SHORT TASK
Find the string "fallen" in the entries and copy each line that has it.

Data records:
※
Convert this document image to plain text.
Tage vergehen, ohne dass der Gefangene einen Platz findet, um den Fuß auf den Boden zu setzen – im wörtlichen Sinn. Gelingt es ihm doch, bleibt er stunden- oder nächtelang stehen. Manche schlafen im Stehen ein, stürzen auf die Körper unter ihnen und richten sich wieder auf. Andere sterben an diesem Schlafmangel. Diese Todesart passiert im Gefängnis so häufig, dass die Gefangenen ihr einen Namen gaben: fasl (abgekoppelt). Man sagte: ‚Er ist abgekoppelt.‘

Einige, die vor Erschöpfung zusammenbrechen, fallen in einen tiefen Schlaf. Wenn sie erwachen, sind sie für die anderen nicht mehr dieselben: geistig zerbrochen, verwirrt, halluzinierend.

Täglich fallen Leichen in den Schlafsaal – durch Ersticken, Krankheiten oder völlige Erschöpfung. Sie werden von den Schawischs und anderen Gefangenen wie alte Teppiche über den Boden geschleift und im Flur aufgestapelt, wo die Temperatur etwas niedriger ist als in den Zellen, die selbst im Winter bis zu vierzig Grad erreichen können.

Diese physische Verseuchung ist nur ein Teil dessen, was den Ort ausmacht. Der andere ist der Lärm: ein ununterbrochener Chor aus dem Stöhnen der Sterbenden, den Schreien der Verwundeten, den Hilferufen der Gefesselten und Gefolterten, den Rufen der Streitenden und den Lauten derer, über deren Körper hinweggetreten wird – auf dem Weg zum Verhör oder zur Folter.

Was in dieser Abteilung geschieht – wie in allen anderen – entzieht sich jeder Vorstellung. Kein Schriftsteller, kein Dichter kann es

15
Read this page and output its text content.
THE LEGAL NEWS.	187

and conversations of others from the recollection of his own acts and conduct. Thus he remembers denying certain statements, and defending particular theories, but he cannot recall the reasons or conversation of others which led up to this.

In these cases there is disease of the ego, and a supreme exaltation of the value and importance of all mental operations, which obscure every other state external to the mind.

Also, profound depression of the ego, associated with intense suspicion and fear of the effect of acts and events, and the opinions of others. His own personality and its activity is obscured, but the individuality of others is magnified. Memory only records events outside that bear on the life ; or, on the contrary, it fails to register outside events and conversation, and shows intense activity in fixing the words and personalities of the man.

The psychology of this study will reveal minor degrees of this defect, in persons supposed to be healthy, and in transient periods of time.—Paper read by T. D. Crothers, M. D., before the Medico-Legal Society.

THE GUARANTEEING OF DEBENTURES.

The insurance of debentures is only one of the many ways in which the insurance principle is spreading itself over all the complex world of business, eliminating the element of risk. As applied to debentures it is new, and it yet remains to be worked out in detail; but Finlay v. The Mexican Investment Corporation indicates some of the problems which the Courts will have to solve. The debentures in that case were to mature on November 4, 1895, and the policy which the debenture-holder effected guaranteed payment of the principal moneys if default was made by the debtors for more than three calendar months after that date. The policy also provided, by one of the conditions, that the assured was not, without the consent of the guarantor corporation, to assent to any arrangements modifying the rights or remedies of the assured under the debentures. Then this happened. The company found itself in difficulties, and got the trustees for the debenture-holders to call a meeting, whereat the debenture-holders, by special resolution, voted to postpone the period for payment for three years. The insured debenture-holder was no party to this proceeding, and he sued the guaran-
※
RESPONSE FOR THIS EXERCISE
Einige, die vor Erschöpfung zusammenbrechen, fallen in einen tiefen Schlaf. Wenn sie erwachen, sind sie für die anderen nicht mehr dieselben: geistig zerbrochen, verwirrt, halluzinierend.
Täglich fallen Leichen in den Schlafsaal – durch Ersticken, Krankheiten oder völlige Erschöpfung. Sie werden von den Schawischs und anderen Gefangenen wie alte Teppiche über den Boden geschleift und im Flur aufgestapelt, wo die Temperatur etwas niedriger ist als in den Zellen, die selbst im Winter bis zu vierzig Grad erreichen können.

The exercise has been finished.